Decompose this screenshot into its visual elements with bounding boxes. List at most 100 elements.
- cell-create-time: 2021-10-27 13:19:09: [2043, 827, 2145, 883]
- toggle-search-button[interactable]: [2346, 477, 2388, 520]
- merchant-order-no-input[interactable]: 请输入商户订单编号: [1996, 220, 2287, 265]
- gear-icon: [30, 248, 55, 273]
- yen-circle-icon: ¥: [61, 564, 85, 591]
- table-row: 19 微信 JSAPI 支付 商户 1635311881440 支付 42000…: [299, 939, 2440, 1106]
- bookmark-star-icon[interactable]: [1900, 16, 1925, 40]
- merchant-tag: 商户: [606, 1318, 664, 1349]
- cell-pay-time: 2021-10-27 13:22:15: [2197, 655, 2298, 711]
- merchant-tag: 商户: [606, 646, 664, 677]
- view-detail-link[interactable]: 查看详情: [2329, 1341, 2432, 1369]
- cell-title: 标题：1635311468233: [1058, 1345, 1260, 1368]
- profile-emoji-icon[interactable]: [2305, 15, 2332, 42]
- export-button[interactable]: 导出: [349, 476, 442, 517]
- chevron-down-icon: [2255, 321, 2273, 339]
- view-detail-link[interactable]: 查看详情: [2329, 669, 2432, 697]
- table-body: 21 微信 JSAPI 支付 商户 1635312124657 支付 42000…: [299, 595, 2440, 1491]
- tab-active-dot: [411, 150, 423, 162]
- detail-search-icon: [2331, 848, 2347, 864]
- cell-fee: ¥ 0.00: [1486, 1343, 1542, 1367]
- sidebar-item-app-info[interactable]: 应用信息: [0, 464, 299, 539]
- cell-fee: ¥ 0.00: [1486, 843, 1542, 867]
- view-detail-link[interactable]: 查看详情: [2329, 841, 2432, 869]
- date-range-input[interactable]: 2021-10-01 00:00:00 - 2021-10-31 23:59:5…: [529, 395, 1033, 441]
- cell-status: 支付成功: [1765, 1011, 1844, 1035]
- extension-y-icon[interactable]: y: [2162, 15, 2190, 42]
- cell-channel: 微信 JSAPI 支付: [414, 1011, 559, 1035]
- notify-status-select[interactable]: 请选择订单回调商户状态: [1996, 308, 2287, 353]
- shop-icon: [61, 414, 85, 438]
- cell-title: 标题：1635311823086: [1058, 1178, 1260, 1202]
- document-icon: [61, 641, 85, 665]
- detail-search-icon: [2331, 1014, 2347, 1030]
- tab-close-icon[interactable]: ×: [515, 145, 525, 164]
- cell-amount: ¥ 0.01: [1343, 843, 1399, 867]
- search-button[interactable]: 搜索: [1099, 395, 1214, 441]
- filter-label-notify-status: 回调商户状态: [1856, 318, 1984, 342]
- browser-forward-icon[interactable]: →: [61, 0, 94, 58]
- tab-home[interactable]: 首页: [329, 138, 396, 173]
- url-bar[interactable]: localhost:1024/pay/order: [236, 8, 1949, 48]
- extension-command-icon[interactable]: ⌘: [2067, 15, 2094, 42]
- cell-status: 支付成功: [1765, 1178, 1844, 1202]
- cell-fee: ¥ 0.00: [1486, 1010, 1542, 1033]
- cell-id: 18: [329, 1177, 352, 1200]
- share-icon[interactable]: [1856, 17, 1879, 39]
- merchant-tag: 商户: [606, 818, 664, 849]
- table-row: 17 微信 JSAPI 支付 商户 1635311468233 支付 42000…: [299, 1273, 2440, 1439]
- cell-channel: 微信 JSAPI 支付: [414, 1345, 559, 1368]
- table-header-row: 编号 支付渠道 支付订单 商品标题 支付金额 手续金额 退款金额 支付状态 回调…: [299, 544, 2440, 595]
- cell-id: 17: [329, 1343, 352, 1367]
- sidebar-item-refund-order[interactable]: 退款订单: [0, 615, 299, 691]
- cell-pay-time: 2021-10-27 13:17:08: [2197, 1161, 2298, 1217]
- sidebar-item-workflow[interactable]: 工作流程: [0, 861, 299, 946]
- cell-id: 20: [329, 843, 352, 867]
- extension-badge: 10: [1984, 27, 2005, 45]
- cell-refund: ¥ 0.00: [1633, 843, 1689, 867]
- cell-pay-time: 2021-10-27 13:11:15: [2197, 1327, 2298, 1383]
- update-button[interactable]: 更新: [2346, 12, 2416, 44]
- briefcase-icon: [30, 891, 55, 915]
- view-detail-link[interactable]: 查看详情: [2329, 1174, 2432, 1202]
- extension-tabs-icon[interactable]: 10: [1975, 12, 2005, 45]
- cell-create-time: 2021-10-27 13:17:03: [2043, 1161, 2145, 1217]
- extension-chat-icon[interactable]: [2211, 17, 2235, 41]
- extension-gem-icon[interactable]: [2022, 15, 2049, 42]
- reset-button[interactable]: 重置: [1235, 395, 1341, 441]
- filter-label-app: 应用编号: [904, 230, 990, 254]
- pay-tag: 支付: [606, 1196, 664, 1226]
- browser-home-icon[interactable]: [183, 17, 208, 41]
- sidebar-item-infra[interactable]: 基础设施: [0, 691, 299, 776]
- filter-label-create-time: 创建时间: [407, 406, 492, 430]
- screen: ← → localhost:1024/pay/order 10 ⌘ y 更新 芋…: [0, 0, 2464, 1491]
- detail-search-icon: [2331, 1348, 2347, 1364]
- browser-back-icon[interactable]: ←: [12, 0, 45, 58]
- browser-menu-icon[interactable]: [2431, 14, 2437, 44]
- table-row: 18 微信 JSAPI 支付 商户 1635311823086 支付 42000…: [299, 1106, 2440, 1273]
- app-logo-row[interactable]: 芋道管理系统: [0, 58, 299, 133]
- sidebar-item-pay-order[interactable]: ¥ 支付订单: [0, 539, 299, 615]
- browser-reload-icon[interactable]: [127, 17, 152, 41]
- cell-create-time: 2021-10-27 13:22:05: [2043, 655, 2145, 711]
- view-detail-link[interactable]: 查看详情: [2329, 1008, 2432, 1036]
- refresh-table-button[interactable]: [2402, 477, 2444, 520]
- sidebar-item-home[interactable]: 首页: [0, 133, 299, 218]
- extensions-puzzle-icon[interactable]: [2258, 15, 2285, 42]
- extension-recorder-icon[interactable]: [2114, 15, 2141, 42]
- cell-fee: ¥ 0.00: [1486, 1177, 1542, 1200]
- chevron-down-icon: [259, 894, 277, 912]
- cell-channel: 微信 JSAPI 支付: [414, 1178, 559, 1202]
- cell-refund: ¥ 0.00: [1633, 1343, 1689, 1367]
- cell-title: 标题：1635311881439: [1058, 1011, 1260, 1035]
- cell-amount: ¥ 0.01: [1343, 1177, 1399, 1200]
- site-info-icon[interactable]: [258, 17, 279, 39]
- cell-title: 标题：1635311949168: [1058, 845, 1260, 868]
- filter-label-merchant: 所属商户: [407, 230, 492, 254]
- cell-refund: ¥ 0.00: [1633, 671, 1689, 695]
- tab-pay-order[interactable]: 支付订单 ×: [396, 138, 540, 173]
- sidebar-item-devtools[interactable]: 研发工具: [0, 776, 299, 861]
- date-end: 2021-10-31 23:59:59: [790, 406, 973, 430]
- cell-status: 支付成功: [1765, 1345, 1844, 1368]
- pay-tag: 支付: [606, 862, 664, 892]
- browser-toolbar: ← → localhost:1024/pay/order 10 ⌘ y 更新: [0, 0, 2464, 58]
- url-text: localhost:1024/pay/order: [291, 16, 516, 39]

= Задание =
Воспроизведите весь материал, заменив каждое вхождение «view-detail-link» на «detail-link» и сохранив всё прочее без изменений.

= Ответ =
Decompose this screenshot into its visual elements with bounding boxes. List at most 100 elements.
- cell-create-time: 2021-10-27 13:19:09: [2043, 827, 2145, 883]
- toggle-search-button[interactable]: [2346, 477, 2388, 520]
- merchant-order-no-input[interactable]: 请输入商户订单编号: [1996, 220, 2287, 265]
- gear-icon: [30, 248, 55, 273]
- yen-circle-icon: ¥: [61, 564, 85, 591]
- table-row: 19 微信 JSAPI 支付 商户 1635311881440 支付 42000…: [299, 939, 2440, 1106]
- bookmark-star-icon[interactable]: [1900, 16, 1925, 40]
- merchant-tag: 商户: [606, 1318, 664, 1349]
- cell-pay-time: 2021-10-27 13:22:15: [2197, 655, 2298, 711]
- merchant-tag: 商户: [606, 646, 664, 677]
- detail-link[interactable]: 查看详情: [2329, 1341, 2432, 1369]
- cell-title: 标题：1635311468233: [1058, 1345, 1260, 1368]
- profile-emoji-icon[interactable]: [2305, 15, 2332, 42]
- export-button[interactable]: 导出: [349, 476, 442, 517]
- chevron-down-icon: [2255, 321, 2273, 339]
- detail-link[interactable]: 查看详情: [2329, 669, 2432, 697]
- table-body: 21 微信 JSAPI 支付 商户 1635312124657 支付 42000…: [299, 595, 2440, 1491]
- tab-active-dot: [411, 150, 423, 162]
- detail-search-icon: [2331, 848, 2347, 864]
- cell-fee: ¥ 0.00: [1486, 1343, 1542, 1367]
- sidebar-item-app-info[interactable]: 应用信息: [0, 464, 299, 539]
- cell-fee: ¥ 0.00: [1486, 843, 1542, 867]
- detail-link[interactable]: 查看详情: [2329, 841, 2432, 869]
- date-range-input[interactable]: 2021-10-01 00:00:00 - 2021-10-31 23:59:5…: [529, 395, 1033, 441]
- cell-status: 支付成功: [1765, 1011, 1844, 1035]
- extension-y-icon[interactable]: y: [2162, 15, 2190, 42]
- cell-channel: 微信 JSAPI 支付: [414, 1011, 559, 1035]
- notify-status-select[interactable]: 请选择订单回调商户状态: [1996, 308, 2287, 353]
- shop-icon: [61, 414, 85, 438]
- cell-title: 标题：1635311823086: [1058, 1178, 1260, 1202]
- document-icon: [61, 641, 85, 665]
- detail-search-icon: [2331, 1014, 2347, 1030]
- tab-close-icon[interactable]: ×: [515, 145, 525, 164]
- cell-amount: ¥ 0.01: [1343, 843, 1399, 867]
- search-button[interactable]: 搜索: [1099, 395, 1214, 441]
- filter-label-notify-status: 回调商户状态: [1856, 318, 1984, 342]
- browser-forward-icon[interactable]: →: [61, 0, 94, 58]
- tab-home[interactable]: 首页: [329, 138, 396, 173]
- url-bar[interactable]: localhost:1024/pay/order: [236, 8, 1949, 48]
- extension-command-icon[interactable]: ⌘: [2067, 15, 2094, 42]
- cell-status: 支付成功: [1765, 1178, 1844, 1202]
- cell-fee: ¥ 0.00: [1486, 1010, 1542, 1033]
- cell-id: 18: [329, 1177, 352, 1200]
- share-icon[interactable]: [1856, 17, 1879, 39]
- merchant-tag: 商户: [606, 818, 664, 849]
- table-row: 17 微信 JSAPI 支付 商户 1635311468233 支付 42000…: [299, 1273, 2440, 1439]
- cell-channel: 微信 JSAPI 支付: [414, 1345, 559, 1368]
- table-header-row: 编号 支付渠道 支付订单 商品标题 支付金额 手续金额 退款金额 支付状态 回调…: [299, 544, 2440, 595]
- cell-id: 17: [329, 1343, 352, 1367]
- sidebar-item-refund-order[interactable]: 退款订单: [0, 615, 299, 691]
- cell-pay-time: 2021-10-27 13:17:08: [2197, 1161, 2298, 1217]
- sidebar-item-workflow[interactable]: 工作流程: [0, 861, 299, 946]
- cell-id: 20: [329, 843, 352, 867]
- extension-badge: 10: [1984, 27, 2005, 45]
- cell-refund: ¥ 0.00: [1633, 843, 1689, 867]
- cell-pay-time: 2021-10-27 13:11:15: [2197, 1327, 2298, 1383]
- update-button[interactable]: 更新: [2346, 12, 2416, 44]
- briefcase-icon: [30, 891, 55, 915]
- detail-link[interactable]: 查看详情: [2329, 1174, 2432, 1202]
- extension-tabs-icon[interactable]: 10: [1975, 12, 2005, 45]
- cell-create-time: 2021-10-27 13:17:03: [2043, 1161, 2145, 1217]
- extension-chat-icon[interactable]: [2211, 17, 2235, 41]
- extension-gem-icon[interactable]: [2022, 15, 2049, 42]
- reset-button[interactable]: 重置: [1235, 395, 1341, 441]
- filter-label-app: 应用编号: [904, 230, 990, 254]
- pay-tag: 支付: [606, 1196, 664, 1226]
- browser-home-icon[interactable]: [183, 17, 208, 41]
- sidebar-item-infra[interactable]: 基础设施: [0, 691, 299, 776]
- filter-label-create-time: 创建时间: [407, 406, 492, 430]
- screen: ← → localhost:1024/pay/order 10 ⌘ y 更新 芋…: [0, 0, 2464, 1491]
- detail-search-icon: [2331, 1348, 2347, 1364]
- browser-back-icon[interactable]: ←: [12, 0, 45, 58]
- browser-menu-icon[interactable]: [2431, 14, 2437, 44]
- table-row: 18 微信 JSAPI 支付 商户 1635311823086 支付 42000…: [299, 1106, 2440, 1273]
- app-logo-row[interactable]: 芋道管理系统: [0, 58, 299, 133]
- sidebar-item-pay-order[interactable]: ¥ 支付订单: [0, 539, 299, 615]
- browser-reload-icon[interactable]: [127, 17, 152, 41]
- cell-create-time: 2021-10-27 13:22:05: [2043, 655, 2145, 711]
- detail-link[interactable]: 查看详情: [2329, 1008, 2432, 1036]
- refresh-table-button[interactable]: [2402, 477, 2444, 520]
- sidebar-item-home[interactable]: 首页: [0, 133, 299, 218]
- extensions-puzzle-icon[interactable]: [2258, 15, 2285, 42]
- extension-recorder-icon[interactable]: [2114, 15, 2141, 42]
- cell-fee: ¥ 0.00: [1486, 1177, 1542, 1200]
- chevron-down-icon: [259, 894, 277, 912]
- cell-channel: 微信 JSAPI 支付: [414, 1178, 559, 1202]
- cell-refund: ¥ 0.00: [1633, 1343, 1689, 1367]
- cell-title: 标题：1635311881439: [1058, 1011, 1260, 1035]
- cell-amount: ¥ 0.01: [1343, 1177, 1399, 1200]
- site-info-icon[interactable]: [258, 17, 279, 39]
- cell-title: 标题：1635311949168: [1058, 845, 1260, 868]
- filter-label-merchant: 所属商户: [407, 230, 492, 254]
- cell-refund: ¥ 0.00: [1633, 671, 1689, 695]
- tab-pay-order[interactable]: 支付订单 ×: [396, 138, 540, 173]
- sidebar-item-devtools[interactable]: 研发工具: [0, 776, 299, 861]
- date-end: 2021-10-31 23:59:59: [790, 406, 973, 430]
- cell-status: 支付成功: [1765, 1345, 1844, 1368]
- pay-tag: 支付: [606, 862, 664, 892]
- browser-toolbar: ← → localhost:1024/pay/order 10 ⌘ y 更新: [0, 0, 2464, 58]
- url-text: localhost:1024/pay/order: [291, 16, 516, 39]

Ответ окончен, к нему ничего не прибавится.